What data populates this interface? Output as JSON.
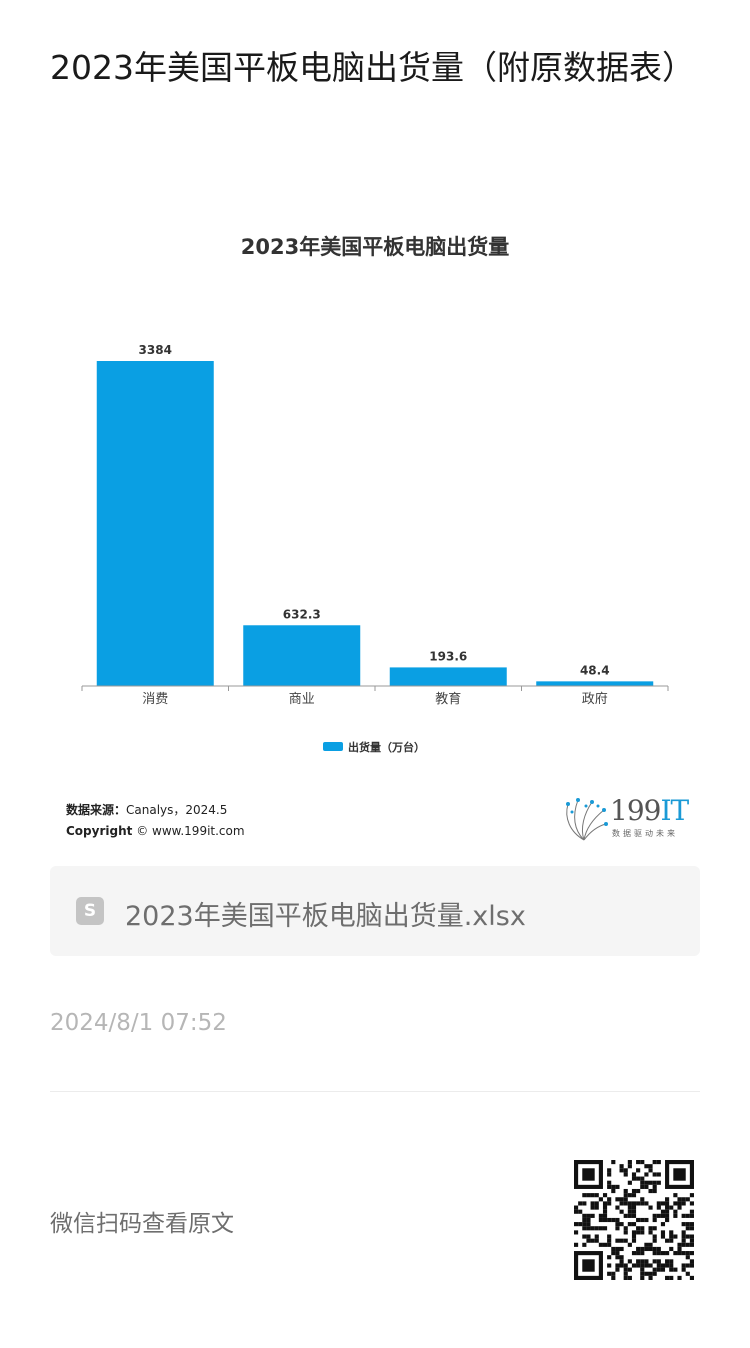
{
  "article": {
    "title": "2023年美国平板电脑出货量（附原数据表）"
  },
  "chart_data": {
    "type": "bar",
    "title": "2023年美国平板电脑出货量",
    "categories": [
      "消费",
      "商业",
      "教育",
      "政府"
    ],
    "series": [
      {
        "name": "出货量（万台）",
        "values": [
          3384,
          632.3,
          193.6,
          48.4
        ],
        "color": "#0a9fe3"
      }
    ],
    "value_labels": [
      "3384",
      "632.3",
      "193.6",
      "48.4"
    ],
    "ylim": [
      0,
      3384
    ],
    "grid": false,
    "legend_position": "bottom"
  },
  "source": {
    "label": "数据来源：",
    "value": "Canalys，2024.5",
    "copyright_label": "Copyright",
    "copyright_value": "© www.199it.com"
  },
  "brand": {
    "name_num": "199",
    "name_it": "IT",
    "tagline": "数据驱动未来"
  },
  "attachment": {
    "icon": "spreadsheet-file-icon",
    "icon_glyph": "S",
    "file_name": "2023年美国平板电脑出货量.xlsx"
  },
  "meta": {
    "timestamp": "2024/8/1 07:52"
  },
  "footer": {
    "scan_text": "微信扫码查看原文"
  }
}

- **To be done**
Give only the number of lines in the entries that contain "title".

- **Full solution**
2